# Problem details
From the records below, copy every line that contains the word "this".

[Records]
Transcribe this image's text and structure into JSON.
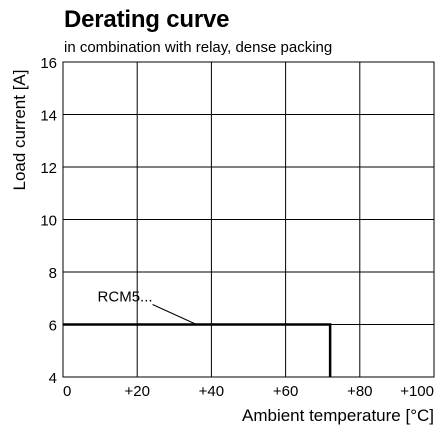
{
  "chart_data": {
    "type": "line",
    "title": "Derating curve",
    "subtitle": "in combination with relay, dense packing",
    "xlabel": "Ambient temperature [°C]",
    "ylabel": "Load current [A]",
    "xlim": [
      0,
      100
    ],
    "ylim": [
      4,
      16
    ],
    "x_ticks": [
      0,
      20,
      40,
      60,
      80,
      100
    ],
    "x_tick_labels": [
      "0",
      "+20",
      "+40",
      "+60",
      "+80",
      "+100"
    ],
    "y_ticks": [
      4,
      6,
      8,
      10,
      12,
      14,
      16
    ],
    "y_tick_labels": [
      "4",
      "6",
      "8",
      "10",
      "12",
      "14",
      "16"
    ],
    "grid": true,
    "series": [
      {
        "name": "RCM5...",
        "x": [
          0,
          72,
          72
        ],
        "y": [
          6,
          6,
          4
        ]
      }
    ],
    "annotations": [
      {
        "text": "RCM5...",
        "x": 36,
        "y": 6
      }
    ]
  }
}
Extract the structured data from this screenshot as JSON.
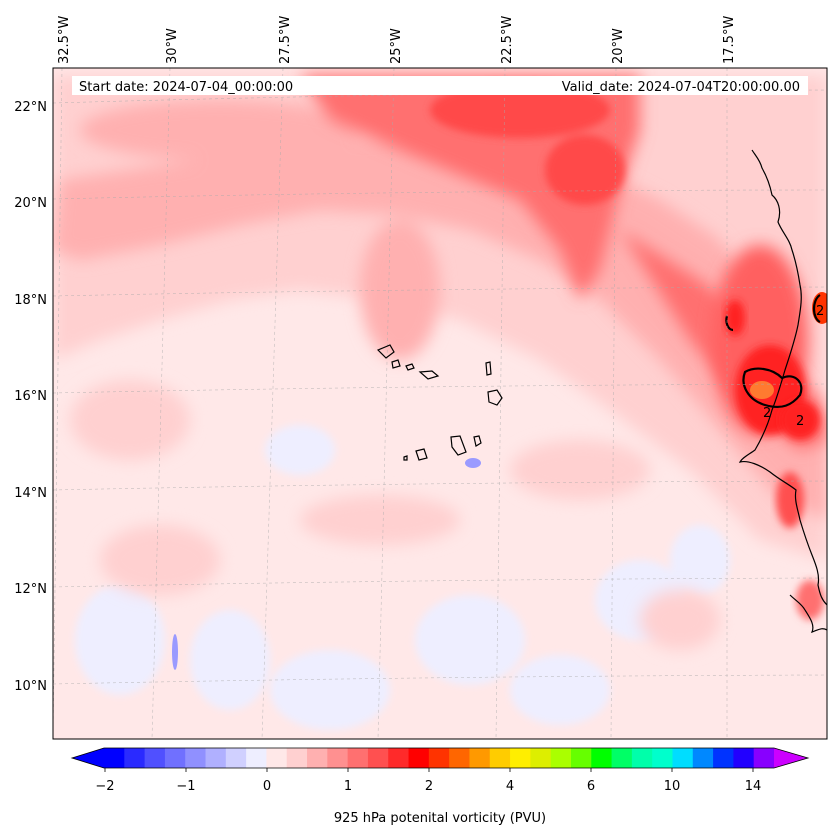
{
  "header": {
    "start_date": "Start date: 2024-07-04_00:00:00",
    "valid_date": "Valid_date: 2024-07-04T20:00:00.00"
  },
  "longitude_labels": [
    "32.5°W",
    "30°W",
    "27.5°W",
    "25°W",
    "22.5°W",
    "20°W",
    "17.5°W"
  ],
  "latitude_labels": [
    "22°N",
    "20°N",
    "18°N",
    "16°N",
    "14°N",
    "12°N",
    "10°N"
  ],
  "contour_label": "2",
  "colorbar": {
    "title": "925 hPa potenital vorticity (PVU)",
    "tick_labels": [
      "−2",
      "−1",
      "0",
      "1",
      "2",
      "4",
      "6",
      "10",
      "14"
    ],
    "colors": [
      "#0000ff",
      "#2a2aff",
      "#5050ff",
      "#7070ff",
      "#9090ff",
      "#b0b0ff",
      "#d0d0ff",
      "#eeeeff",
      "#ffe8e8",
      "#ffd0d0",
      "#ffb0b0",
      "#ff9090",
      "#ff7070",
      "#ff5050",
      "#ff2a2a",
      "#ff0000",
      "#ff3300",
      "#ff6600",
      "#ff9900",
      "#ffcc00",
      "#ffee00",
      "#ddee00",
      "#aaff00",
      "#66ff00",
      "#00ff00",
      "#00ff66",
      "#00ffaa",
      "#00ffcc",
      "#00ddff",
      "#0088ff",
      "#0033ff",
      "#2200ff",
      "#8800ff"
    ],
    "under_color": "#0000ff",
    "over_color": "#cc00ff"
  },
  "colors": {
    "ocean_base": "#ffe8e8",
    "light_pink": "#ffd0d0",
    "medium_pink": "#ffb0b0",
    "red": "#ff6060",
    "strong_red": "#ff2020",
    "light_blue": "#eeeeff",
    "coast": "#000000"
  }
}
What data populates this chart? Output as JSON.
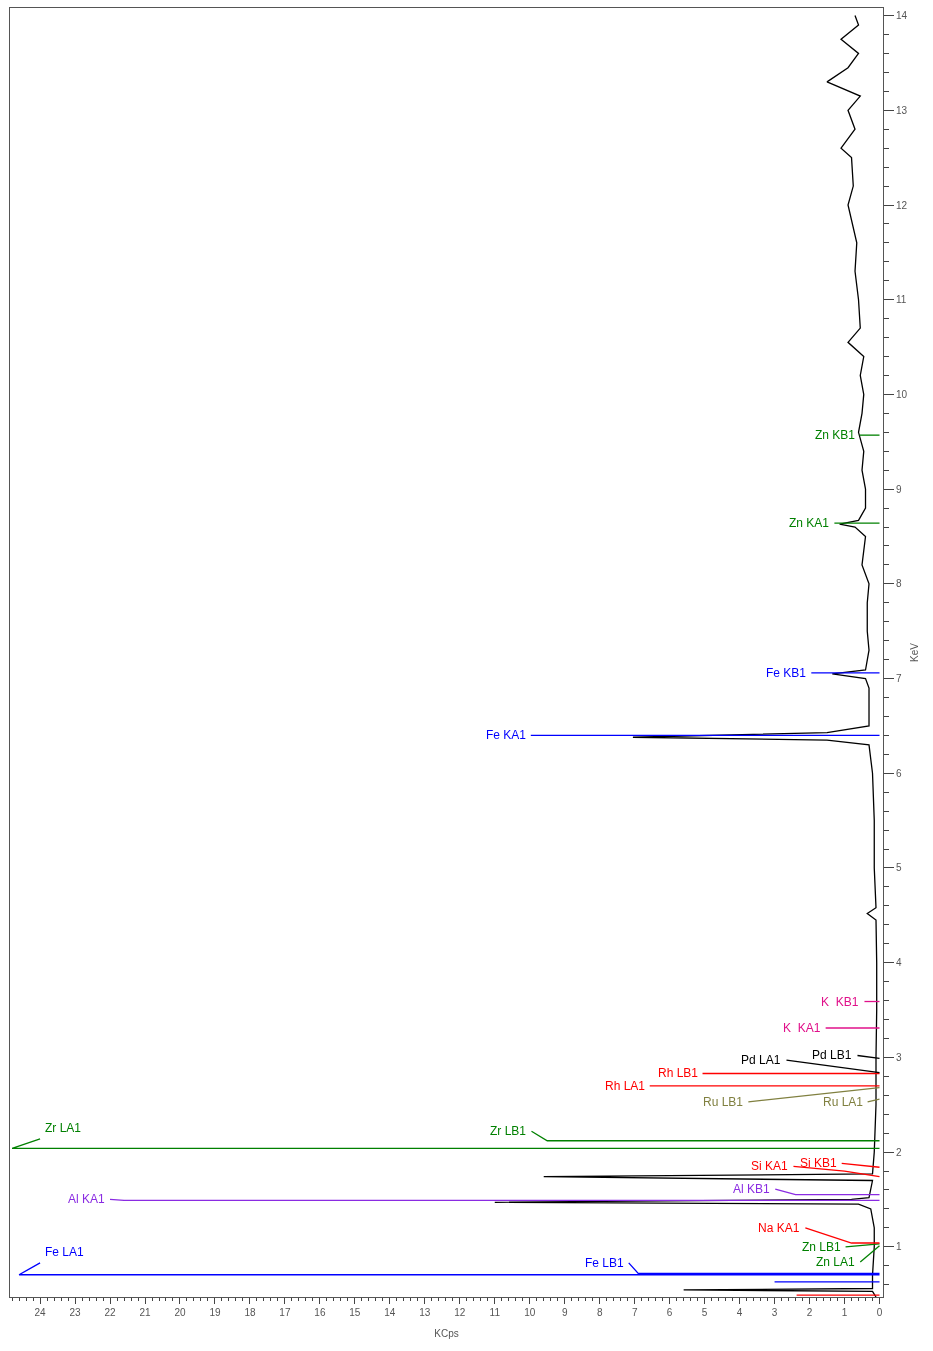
{
  "chart_data": {
    "type": "line",
    "orientation": "horizontal",
    "xlabel": "KCps",
    "ylabel": "KeV",
    "xlim": [
      24.86,
      -0.1
    ],
    "xticks": [
      0,
      1,
      2,
      3,
      4,
      5,
      6,
      7,
      8,
      9,
      10,
      11,
      12,
      13,
      14,
      15,
      16,
      17,
      18,
      19,
      20,
      21,
      22,
      23,
      24
    ],
    "ylim": [
      0.47,
      14.08
    ],
    "yticks": [
      1,
      2,
      3,
      4,
      5,
      6,
      7,
      8,
      9,
      10,
      11,
      12,
      13,
      14
    ],
    "grid": false,
    "legend": false,
    "line_style": "solid",
    "marker": "none",
    "series": [
      {
        "color": "#000000",
        "x": [
          0.47,
          0.53,
          0.545,
          0.56,
          0.7,
          1.0,
          1.2,
          1.4,
          1.45,
          1.47,
          1.5,
          1.52,
          1.7,
          1.74,
          1.77,
          2.0,
          2.5,
          3.0,
          3.5,
          4.0,
          4.45,
          4.52,
          4.58,
          5.0,
          5.5,
          6.0,
          6.3,
          6.35,
          6.38,
          6.43,
          6.5,
          6.9,
          7.0,
          7.05,
          7.09,
          7.3,
          7.5,
          7.8,
          8.0,
          8.2,
          8.5,
          8.6,
          8.63,
          8.67,
          8.8,
          9.0,
          9.2,
          9.4,
          9.6,
          9.8,
          10.0,
          10.2,
          10.4,
          10.55,
          10.7,
          11.0,
          11.3,
          11.6,
          12.0,
          12.2,
          12.5,
          12.6,
          12.8,
          13.0,
          13.15,
          13.3,
          13.45,
          13.6,
          13.75,
          13.9,
          14.0
        ],
        "values": [
          0.1,
          0.2,
          5.6,
          0.2,
          0.2,
          0.15,
          0.15,
          0.25,
          0.6,
          11.0,
          0.8,
          0.3,
          0.2,
          9.6,
          0.2,
          0.15,
          0.1,
          0.1,
          0.08,
          0.08,
          0.1,
          0.35,
          0.1,
          0.15,
          0.15,
          0.2,
          0.3,
          1.5,
          7.05,
          1.5,
          0.3,
          0.3,
          0.4,
          1.35,
          0.4,
          0.3,
          0.35,
          0.35,
          0.3,
          0.5,
          0.4,
          0.7,
          1.14,
          0.6,
          0.4,
          0.4,
          0.5,
          0.45,
          0.6,
          0.5,
          0.45,
          0.55,
          0.45,
          0.9,
          0.55,
          0.6,
          0.7,
          0.65,
          0.9,
          0.75,
          0.8,
          1.1,
          0.7,
          0.9,
          0.55,
          1.5,
          0.9,
          0.6,
          1.1,
          0.6,
          0.7
        ]
      },
      {
        "color": "#ff0000",
        "x": [
          0.49,
          0.49
        ],
        "values": [
          0,
          2.37
        ]
      },
      {
        "color": "#0000ff",
        "x": [
          0.63,
          0.63
        ],
        "values": [
          0,
          3.0
        ]
      },
      {
        "name": "Fe LA1",
        "color": "#0000ff",
        "x": [
          0.705,
          0.705,
          0.83
        ],
        "values": [
          0,
          24.6,
          24.0
        ]
      },
      {
        "name": "Fe LB1",
        "color": "#0000ff",
        "x": [
          0.72,
          0.72,
          0.83
        ],
        "values": [
          0,
          6.9,
          7.17
        ]
      },
      {
        "name": "Zn LA1",
        "color": "#008000",
        "x": [
          1.01,
          0.84
        ],
        "values": [
          0,
          0.55
        ]
      },
      {
        "name": "Zn LB1",
        "color": "#008000",
        "x": [
          1.03,
          1.0
        ],
        "values": [
          0,
          0.97
        ]
      },
      {
        "name": "Na KA1",
        "color": "#ff0000",
        "x": [
          1.04,
          1.04,
          1.2
        ],
        "values": [
          0,
          0.8,
          2.12
        ]
      },
      {
        "name": "Al KA1",
        "color": "#8a2be2",
        "x": [
          1.49,
          1.49,
          1.5
        ],
        "values": [
          0,
          21.6,
          22.0
        ]
      },
      {
        "name": "Al KB1",
        "color": "#8a2be2",
        "x": [
          1.55,
          1.55,
          1.61
        ],
        "values": [
          0,
          2.4,
          2.98
        ]
      },
      {
        "name": "Si KA1",
        "color": "#ff0000",
        "x": [
          1.74,
          1.8,
          1.85
        ],
        "values": [
          0,
          1.0,
          2.46
        ]
      },
      {
        "name": "Si KB1",
        "color": "#ff0000",
        "x": [
          1.84,
          1.88
        ],
        "values": [
          0,
          1.08
        ]
      },
      {
        "name": "Zr LA1",
        "color": "#008000",
        "x": [
          2.04,
          2.04,
          2.14
        ],
        "values": [
          0,
          24.8,
          24.0
        ]
      },
      {
        "name": "Zr LB1",
        "color": "#008000",
        "x": [
          2.12,
          2.12,
          2.22
        ],
        "values": [
          0,
          9.5,
          9.95
        ]
      },
      {
        "name": "Ru LA1",
        "color": "#808040",
        "x": [
          2.56,
          2.53
        ],
        "values": [
          0,
          0.34
        ]
      },
      {
        "name": "Ru LB1",
        "color": "#808040",
        "x": [
          2.68,
          2.53
        ],
        "values": [
          0,
          3.75
        ]
      },
      {
        "name": "Rh LA1",
        "color": "#ff0000",
        "x": [
          2.7,
          2.7
        ],
        "values": [
          0,
          6.57
        ]
      },
      {
        "name": "Rh LB1",
        "color": "#ff0000",
        "x": [
          2.83,
          2.83
        ],
        "values": [
          0,
          5.06
        ]
      },
      {
        "name": "Pd LA1",
        "color": "#000000",
        "x": [
          2.84,
          2.97
        ],
        "values": [
          0,
          2.66
        ]
      },
      {
        "name": "Pd LB1",
        "color": "#000000",
        "x": [
          2.99,
          3.02
        ],
        "values": [
          0,
          0.63
        ]
      },
      {
        "name": "K  KA1",
        "color": "#e0108a",
        "x": [
          3.31,
          3.31
        ],
        "values": [
          0,
          1.54
        ]
      },
      {
        "name": "K  KB1",
        "color": "#e0108a",
        "x": [
          3.59,
          3.59
        ],
        "values": [
          0,
          0.43
        ]
      },
      {
        "name": "Fe KA1",
        "color": "#0000ff",
        "x": [
          6.4,
          6.4
        ],
        "values": [
          0,
          9.97
        ]
      },
      {
        "name": "Fe KB1",
        "color": "#0000ff",
        "x": [
          7.06,
          7.06
        ],
        "values": [
          0,
          1.95
        ]
      },
      {
        "name": "Zn KA1",
        "color": "#008000",
        "x": [
          8.64,
          8.64
        ],
        "values": [
          0,
          1.29
        ]
      },
      {
        "name": "Zn KB1",
        "color": "#008000",
        "x": [
          9.57,
          9.57
        ],
        "values": [
          0,
          0.57
        ]
      }
    ]
  }
}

# Exercise result
Transcribe this image's text and structure into JSON.
Extract the structured data from this screenshot as JSON.
What data populates this chart? Output as JSON.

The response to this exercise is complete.